_Aim_.
Read through the records below and copy each line that uses the word "菅田んぼ".

_Exercise input_.
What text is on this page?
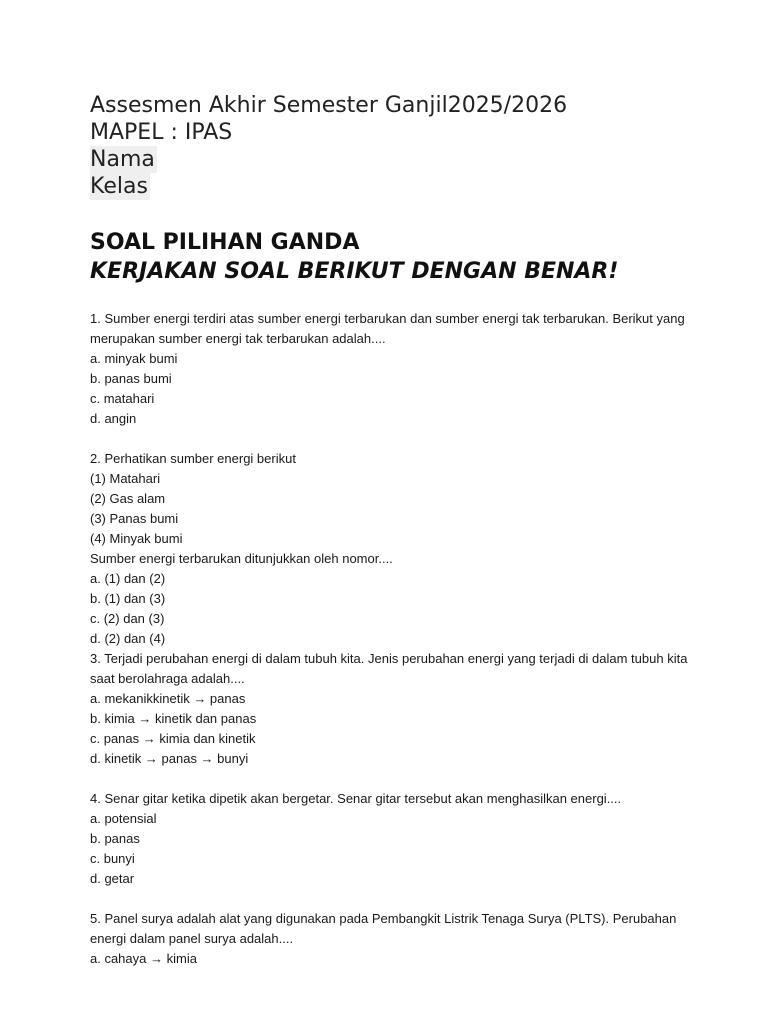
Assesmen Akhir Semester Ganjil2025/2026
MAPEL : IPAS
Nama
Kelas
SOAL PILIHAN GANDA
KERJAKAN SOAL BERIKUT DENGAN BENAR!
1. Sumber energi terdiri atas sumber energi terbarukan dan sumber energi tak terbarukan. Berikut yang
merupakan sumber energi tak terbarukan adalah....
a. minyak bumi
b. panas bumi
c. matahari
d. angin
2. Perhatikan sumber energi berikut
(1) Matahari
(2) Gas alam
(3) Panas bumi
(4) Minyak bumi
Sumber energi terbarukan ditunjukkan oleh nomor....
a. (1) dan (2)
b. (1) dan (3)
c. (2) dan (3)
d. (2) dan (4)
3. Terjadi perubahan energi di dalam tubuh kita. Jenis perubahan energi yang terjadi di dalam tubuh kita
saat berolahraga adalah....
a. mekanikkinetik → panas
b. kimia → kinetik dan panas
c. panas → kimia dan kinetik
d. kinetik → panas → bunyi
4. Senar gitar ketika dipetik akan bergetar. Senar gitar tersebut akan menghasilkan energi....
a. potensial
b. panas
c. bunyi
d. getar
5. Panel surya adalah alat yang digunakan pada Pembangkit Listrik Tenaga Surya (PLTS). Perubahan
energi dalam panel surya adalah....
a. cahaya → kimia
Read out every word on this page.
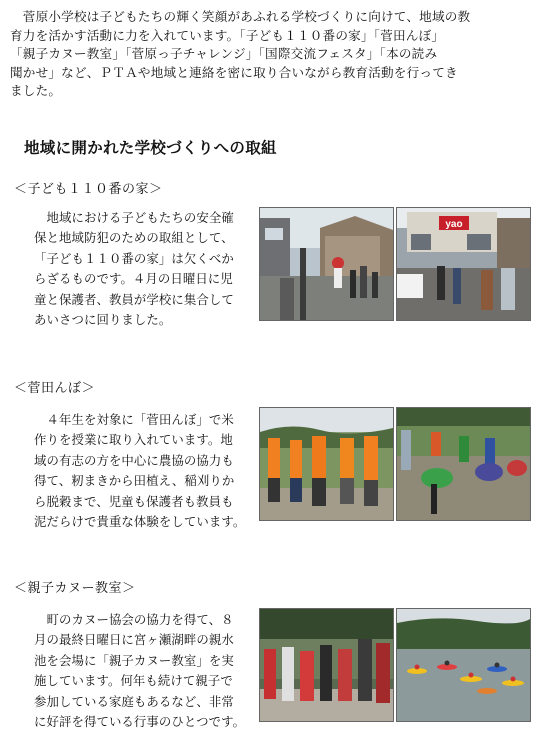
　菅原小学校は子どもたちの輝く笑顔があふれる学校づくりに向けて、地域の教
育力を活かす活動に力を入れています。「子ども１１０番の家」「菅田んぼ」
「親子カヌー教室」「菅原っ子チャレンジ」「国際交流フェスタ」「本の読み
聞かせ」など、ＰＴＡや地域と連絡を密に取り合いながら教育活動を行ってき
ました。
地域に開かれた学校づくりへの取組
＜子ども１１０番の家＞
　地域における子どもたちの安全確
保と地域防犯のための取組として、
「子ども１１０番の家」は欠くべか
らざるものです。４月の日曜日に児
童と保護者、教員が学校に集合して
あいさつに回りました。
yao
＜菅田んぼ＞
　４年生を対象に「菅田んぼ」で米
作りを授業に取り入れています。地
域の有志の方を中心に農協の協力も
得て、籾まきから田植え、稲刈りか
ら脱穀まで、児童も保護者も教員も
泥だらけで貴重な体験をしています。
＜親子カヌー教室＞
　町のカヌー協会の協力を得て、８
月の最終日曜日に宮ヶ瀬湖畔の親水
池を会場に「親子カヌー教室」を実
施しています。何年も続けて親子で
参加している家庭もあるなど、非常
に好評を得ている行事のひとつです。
--
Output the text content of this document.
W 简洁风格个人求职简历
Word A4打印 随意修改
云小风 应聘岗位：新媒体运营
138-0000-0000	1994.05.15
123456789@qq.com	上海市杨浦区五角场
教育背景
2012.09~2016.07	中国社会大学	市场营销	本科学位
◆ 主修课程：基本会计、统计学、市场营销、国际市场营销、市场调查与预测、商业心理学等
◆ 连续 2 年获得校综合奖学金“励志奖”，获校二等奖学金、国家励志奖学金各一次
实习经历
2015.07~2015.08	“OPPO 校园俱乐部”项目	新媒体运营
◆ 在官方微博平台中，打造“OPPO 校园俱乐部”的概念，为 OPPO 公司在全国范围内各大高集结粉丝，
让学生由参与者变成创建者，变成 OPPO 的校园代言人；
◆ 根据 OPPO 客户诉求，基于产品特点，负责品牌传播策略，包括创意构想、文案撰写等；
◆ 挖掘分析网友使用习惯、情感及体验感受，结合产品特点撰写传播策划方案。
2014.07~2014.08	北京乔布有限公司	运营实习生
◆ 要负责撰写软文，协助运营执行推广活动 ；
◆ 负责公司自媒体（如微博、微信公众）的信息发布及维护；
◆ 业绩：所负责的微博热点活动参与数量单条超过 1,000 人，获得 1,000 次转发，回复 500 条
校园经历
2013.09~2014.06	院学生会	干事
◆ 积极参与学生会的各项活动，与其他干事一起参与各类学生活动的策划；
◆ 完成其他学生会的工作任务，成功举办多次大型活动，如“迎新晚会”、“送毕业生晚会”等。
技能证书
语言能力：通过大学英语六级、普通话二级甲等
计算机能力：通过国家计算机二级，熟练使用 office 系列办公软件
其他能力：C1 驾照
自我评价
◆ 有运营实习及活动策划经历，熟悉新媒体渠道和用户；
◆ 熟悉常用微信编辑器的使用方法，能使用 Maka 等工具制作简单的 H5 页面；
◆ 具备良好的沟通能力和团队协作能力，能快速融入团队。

_Answer for this exercise_.
育力を活かす活動に力を入れています。「子ども１１０番の家」「菅田んぼ」
＜菅田んぼ＞
　４年生を対象に「菅田んぼ」で米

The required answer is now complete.